-- start Record list --

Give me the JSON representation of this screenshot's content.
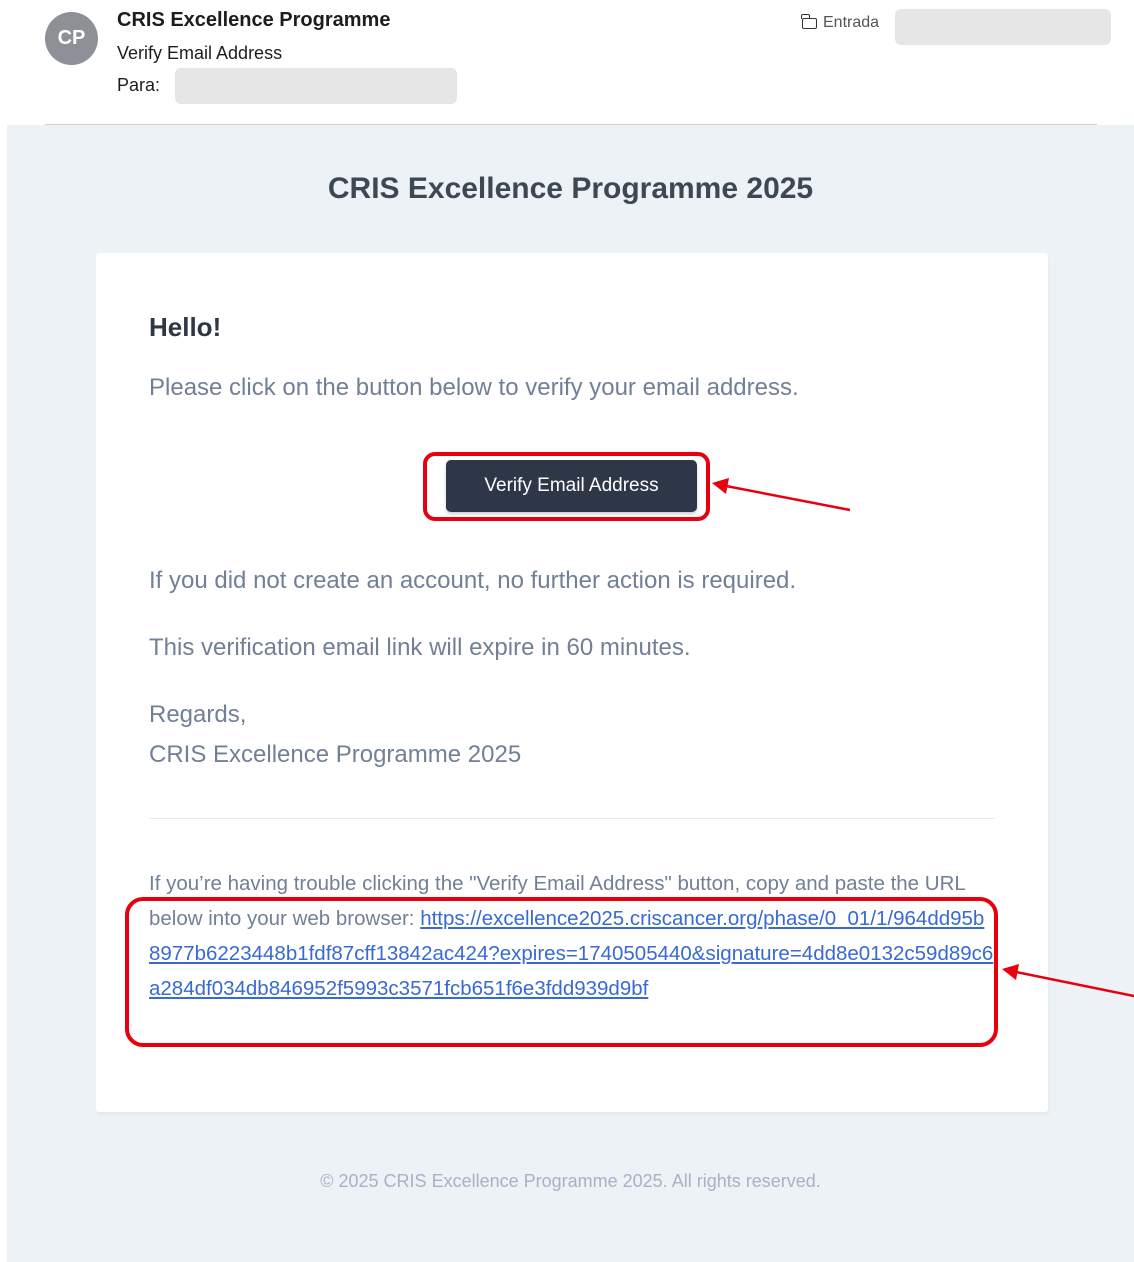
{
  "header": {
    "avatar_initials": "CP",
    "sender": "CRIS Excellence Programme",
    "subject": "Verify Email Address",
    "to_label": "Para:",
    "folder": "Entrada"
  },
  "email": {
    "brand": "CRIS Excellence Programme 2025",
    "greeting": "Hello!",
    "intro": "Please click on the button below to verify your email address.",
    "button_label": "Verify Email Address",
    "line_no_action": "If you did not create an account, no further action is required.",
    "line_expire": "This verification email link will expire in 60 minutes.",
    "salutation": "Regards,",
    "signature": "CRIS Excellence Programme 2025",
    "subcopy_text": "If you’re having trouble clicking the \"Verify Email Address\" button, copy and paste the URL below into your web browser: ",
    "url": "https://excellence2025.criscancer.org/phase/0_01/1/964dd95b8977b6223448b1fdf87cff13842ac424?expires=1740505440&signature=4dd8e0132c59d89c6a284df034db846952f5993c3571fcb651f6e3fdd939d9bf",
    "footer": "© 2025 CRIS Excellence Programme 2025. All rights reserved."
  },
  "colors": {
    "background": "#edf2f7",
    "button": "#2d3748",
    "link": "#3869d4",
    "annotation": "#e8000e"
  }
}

-- end Record list --

The request: The records above should be reproduced exactly, with no pictures included.

Solution:
Give me the JSON representation of this screenshot's content.
{
  "header": {
    "avatar_initials": "CP",
    "sender": "CRIS Excellence Programme",
    "subject": "Verify Email Address",
    "to_label": "Para:",
    "folder": "Entrada"
  },
  "email": {
    "brand": "CRIS Excellence Programme 2025",
    "greeting": "Hello!",
    "intro": "Please click on the button below to verify your email address.",
    "button_label": "Verify Email Address",
    "line_no_action": "If you did not create an account, no further action is required.",
    "line_expire": "This verification email link will expire in 60 minutes.",
    "salutation": "Regards,",
    "signature": "CRIS Excellence Programme 2025",
    "subcopy_text": "If you’re having trouble clicking the \"Verify Email Address\" button, copy and paste the URL below into your web browser: ",
    "url": "https://excellence2025.criscancer.org/phase/0_01/1/964dd95b8977b6223448b1fdf87cff13842ac424?expires=1740505440&signature=4dd8e0132c59d89c6a284df034db846952f5993c3571fcb651f6e3fdd939d9bf",
    "footer": "© 2025 CRIS Excellence Programme 2025. All rights reserved."
  },
  "colors": {
    "background": "#edf2f7",
    "button": "#2d3748",
    "link": "#3869d4",
    "annotation": "#e8000e"
  }
}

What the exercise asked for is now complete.